(Written task) Examine the entries and show every line in which the word "cosas" is found.

(Recorded data)
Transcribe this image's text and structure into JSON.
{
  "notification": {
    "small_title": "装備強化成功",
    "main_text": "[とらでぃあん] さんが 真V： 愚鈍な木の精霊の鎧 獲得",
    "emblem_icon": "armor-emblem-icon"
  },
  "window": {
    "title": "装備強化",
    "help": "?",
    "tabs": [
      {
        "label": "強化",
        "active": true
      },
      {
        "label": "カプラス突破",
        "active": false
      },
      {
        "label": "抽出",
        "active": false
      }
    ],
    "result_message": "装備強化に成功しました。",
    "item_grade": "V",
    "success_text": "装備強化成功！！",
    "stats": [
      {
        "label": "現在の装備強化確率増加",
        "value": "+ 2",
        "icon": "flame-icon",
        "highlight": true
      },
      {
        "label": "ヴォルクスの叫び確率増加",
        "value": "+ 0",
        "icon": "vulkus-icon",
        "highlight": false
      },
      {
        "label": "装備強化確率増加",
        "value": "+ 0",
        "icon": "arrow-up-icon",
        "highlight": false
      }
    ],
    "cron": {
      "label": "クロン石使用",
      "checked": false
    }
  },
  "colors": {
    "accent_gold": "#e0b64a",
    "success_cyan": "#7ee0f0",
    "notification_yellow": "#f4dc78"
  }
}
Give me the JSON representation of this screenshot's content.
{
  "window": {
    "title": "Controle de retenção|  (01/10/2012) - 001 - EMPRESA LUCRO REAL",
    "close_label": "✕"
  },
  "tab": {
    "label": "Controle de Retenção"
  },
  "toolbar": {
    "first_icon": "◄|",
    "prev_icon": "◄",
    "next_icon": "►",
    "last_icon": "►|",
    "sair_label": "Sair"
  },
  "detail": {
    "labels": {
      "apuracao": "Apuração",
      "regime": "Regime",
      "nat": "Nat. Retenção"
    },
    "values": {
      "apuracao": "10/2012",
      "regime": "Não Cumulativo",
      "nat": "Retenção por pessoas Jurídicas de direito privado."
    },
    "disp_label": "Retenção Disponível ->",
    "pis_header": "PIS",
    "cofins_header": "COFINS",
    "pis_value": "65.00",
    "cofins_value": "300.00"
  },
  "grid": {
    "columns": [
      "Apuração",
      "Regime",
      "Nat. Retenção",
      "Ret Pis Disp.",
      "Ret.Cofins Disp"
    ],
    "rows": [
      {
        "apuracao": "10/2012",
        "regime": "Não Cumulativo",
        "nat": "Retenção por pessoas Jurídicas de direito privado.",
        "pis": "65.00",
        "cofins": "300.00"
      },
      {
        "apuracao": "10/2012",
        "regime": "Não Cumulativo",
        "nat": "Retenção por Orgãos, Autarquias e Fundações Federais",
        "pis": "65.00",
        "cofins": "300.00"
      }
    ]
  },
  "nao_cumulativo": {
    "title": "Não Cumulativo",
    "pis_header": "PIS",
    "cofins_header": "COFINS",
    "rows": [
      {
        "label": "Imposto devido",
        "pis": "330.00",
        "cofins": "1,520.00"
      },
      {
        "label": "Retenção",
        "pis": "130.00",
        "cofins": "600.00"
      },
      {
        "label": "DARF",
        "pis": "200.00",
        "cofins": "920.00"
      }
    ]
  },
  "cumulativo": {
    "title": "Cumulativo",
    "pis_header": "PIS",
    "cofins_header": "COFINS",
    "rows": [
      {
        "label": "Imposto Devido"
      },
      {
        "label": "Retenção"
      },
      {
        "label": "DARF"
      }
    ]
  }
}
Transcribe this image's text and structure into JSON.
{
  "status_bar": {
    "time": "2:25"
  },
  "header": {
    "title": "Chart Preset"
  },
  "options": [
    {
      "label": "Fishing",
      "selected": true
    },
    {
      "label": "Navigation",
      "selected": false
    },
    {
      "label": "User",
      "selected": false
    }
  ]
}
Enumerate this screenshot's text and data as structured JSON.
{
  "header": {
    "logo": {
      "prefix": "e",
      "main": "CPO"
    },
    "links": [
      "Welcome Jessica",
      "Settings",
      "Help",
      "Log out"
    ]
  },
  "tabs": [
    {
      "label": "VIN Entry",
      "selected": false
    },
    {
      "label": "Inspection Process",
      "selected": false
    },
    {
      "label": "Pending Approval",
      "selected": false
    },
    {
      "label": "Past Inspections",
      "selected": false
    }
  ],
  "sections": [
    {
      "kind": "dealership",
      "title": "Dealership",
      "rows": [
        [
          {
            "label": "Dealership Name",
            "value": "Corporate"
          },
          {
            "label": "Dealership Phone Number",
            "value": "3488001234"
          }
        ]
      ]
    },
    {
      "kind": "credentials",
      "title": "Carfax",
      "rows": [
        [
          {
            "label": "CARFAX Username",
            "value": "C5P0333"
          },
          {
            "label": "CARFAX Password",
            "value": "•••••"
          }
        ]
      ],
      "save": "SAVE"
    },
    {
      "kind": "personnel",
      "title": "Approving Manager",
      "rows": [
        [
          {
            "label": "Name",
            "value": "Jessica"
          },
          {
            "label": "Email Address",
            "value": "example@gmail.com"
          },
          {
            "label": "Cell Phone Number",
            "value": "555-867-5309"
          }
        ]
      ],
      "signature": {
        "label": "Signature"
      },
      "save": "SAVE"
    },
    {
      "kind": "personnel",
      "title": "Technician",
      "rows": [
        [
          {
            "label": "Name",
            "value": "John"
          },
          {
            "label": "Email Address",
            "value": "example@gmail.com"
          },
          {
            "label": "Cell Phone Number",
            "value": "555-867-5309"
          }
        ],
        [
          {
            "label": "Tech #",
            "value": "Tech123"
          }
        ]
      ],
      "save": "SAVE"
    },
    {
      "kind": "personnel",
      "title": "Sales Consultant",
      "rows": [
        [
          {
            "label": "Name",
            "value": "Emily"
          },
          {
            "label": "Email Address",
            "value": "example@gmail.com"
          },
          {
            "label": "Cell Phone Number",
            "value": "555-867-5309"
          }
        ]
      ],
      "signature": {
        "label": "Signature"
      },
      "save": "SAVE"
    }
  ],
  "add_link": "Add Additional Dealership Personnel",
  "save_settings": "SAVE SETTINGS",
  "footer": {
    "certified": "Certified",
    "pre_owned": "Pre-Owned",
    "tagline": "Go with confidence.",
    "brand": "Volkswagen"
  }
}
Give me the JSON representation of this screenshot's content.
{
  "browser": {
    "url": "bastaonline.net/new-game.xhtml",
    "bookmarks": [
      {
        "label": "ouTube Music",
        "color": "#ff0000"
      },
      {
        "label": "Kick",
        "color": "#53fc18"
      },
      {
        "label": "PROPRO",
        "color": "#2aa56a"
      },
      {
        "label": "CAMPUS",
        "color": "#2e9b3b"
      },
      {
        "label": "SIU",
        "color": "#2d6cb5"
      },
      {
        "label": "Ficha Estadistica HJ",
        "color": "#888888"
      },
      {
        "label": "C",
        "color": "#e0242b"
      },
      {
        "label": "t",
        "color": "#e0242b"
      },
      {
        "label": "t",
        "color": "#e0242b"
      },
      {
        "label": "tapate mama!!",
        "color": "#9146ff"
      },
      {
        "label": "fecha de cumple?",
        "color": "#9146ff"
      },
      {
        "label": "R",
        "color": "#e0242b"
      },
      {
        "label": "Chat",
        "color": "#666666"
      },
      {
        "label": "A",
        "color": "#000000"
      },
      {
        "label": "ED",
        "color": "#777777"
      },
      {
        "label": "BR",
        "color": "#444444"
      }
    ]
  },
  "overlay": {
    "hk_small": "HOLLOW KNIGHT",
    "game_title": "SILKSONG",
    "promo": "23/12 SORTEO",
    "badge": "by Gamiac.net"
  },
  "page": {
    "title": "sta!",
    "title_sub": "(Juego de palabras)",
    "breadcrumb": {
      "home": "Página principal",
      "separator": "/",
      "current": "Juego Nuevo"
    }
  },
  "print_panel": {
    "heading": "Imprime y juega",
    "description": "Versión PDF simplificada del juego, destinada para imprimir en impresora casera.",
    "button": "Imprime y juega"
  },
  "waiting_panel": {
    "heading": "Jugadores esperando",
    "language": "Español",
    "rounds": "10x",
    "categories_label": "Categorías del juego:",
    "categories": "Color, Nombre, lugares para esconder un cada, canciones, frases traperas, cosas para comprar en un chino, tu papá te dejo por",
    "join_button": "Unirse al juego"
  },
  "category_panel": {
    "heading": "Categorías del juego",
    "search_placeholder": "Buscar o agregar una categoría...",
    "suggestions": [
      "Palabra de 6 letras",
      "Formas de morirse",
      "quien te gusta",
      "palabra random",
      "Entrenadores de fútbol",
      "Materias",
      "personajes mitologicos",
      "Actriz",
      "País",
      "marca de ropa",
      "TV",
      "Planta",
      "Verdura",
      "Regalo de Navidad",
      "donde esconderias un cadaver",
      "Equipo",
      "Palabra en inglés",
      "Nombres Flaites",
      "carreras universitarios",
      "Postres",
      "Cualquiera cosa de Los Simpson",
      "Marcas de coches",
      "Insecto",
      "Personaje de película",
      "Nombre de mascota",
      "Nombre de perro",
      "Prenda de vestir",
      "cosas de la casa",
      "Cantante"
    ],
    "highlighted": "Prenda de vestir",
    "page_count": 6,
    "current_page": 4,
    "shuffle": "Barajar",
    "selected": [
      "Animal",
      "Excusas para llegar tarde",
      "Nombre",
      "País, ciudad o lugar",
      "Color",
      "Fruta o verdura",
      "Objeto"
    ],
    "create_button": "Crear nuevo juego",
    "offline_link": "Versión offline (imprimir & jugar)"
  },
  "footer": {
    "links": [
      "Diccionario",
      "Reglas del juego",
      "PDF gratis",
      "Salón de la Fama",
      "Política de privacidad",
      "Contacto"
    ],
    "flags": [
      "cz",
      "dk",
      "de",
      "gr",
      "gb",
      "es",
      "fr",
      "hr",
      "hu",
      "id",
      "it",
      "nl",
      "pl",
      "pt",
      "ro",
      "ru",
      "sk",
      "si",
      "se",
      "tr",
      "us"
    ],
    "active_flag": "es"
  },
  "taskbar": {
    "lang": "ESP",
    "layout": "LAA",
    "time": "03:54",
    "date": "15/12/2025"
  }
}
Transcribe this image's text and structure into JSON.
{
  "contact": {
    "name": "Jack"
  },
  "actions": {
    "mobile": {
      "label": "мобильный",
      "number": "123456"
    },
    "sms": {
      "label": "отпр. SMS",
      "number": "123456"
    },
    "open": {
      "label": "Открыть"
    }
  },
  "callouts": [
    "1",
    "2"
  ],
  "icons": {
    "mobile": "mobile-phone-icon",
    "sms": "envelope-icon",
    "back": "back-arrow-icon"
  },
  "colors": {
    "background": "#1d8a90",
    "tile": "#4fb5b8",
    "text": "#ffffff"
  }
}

(Solution to this exercise)
    "categories": "Color, Nombre, lugares para esconder un cada, canciones, frases traperas, cosas para comprar en un chino, tu papá te dejo por",
      "cosas de la casa",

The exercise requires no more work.